» **Problem statement**:
Comb through the entries for "Percent" and pull out each line that holds it.

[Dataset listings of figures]
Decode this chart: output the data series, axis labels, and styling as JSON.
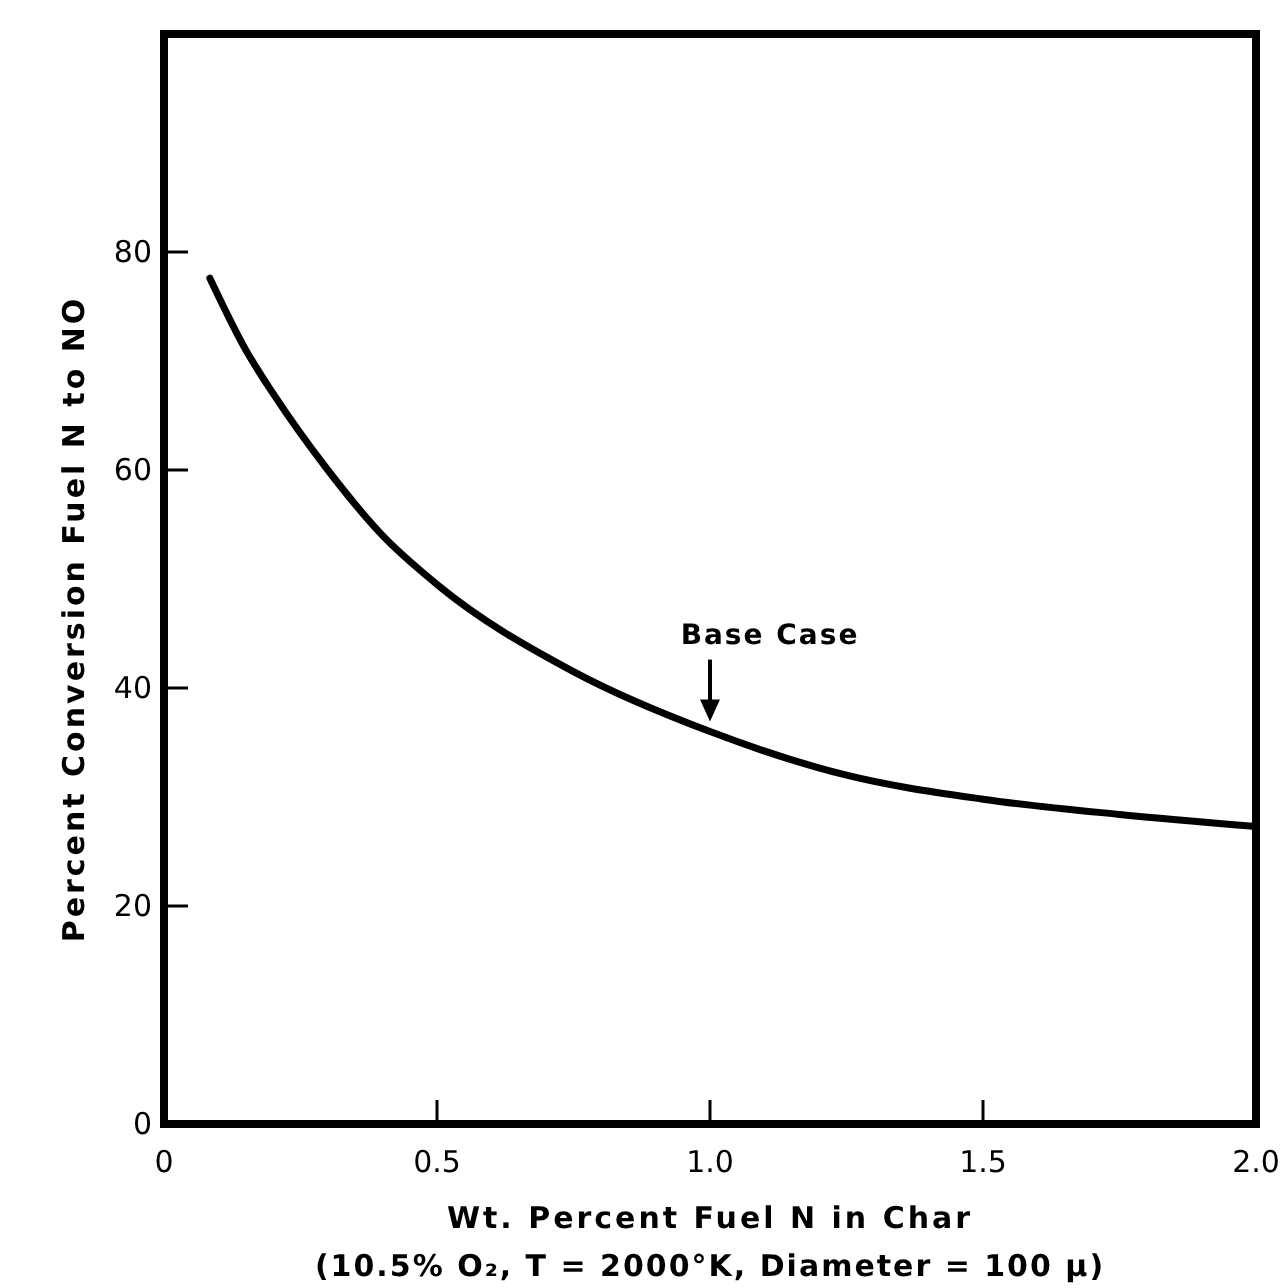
{
  "chart_data": {
    "type": "line",
    "xlabel": "Wt. Percent Fuel N in Char",
    "ylabel": "Percent Conversion Fuel N to NO",
    "x": [
      0.084,
      0.15,
      0.2,
      0.3,
      0.4,
      0.5,
      0.75,
      1.0,
      1.25,
      1.5,
      1.75,
      2.0
    ],
    "series": [
      {
        "color": "#000000",
        "values": [
          77.6,
          71,
          67,
          60,
          54,
          49.5,
          41.5,
          36,
          32,
          29.8,
          28.4,
          27.3
        ]
      }
    ],
    "xlim": [
      0,
      2
    ],
    "ylim": [
      0,
      100
    ],
    "xticks": [
      0,
      0.5,
      {
        "value": 1,
        "label": "1.0"
      },
      1.5,
      {
        "value": 2,
        "label": "2.0"
      }
    ],
    "yticks": [
      0,
      20,
      40,
      60,
      80
    ],
    "annotations": [
      {
        "text": "Base Case",
        "x": 1.0,
        "y": 36
      },
      "(10.5% O₂, T = 2000°K, Diameter = 100 μ)"
    ],
    "grid": false,
    "marker": "none",
    "line_style": "solid"
  }
}
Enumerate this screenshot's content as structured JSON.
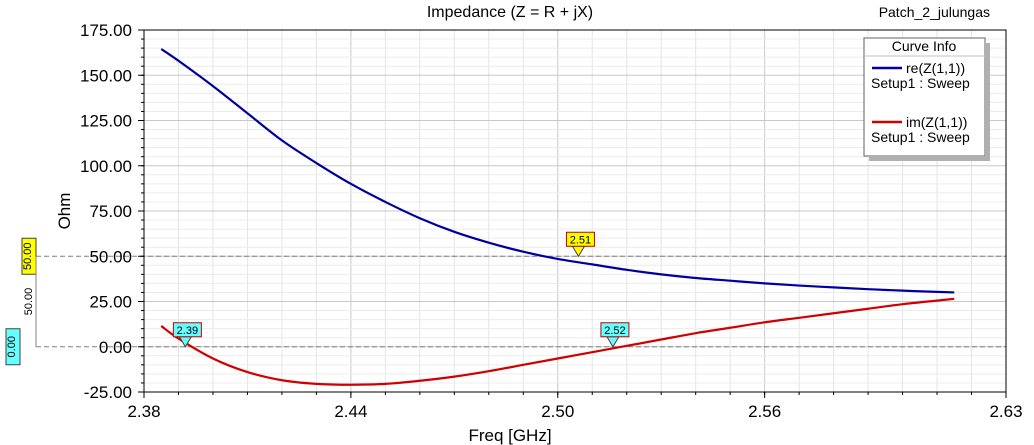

» **Final result**:
    "xlabel": "Wt. Percent Fuel N in Char",
    "ylabel": "Percent Conversion Fuel N to NO",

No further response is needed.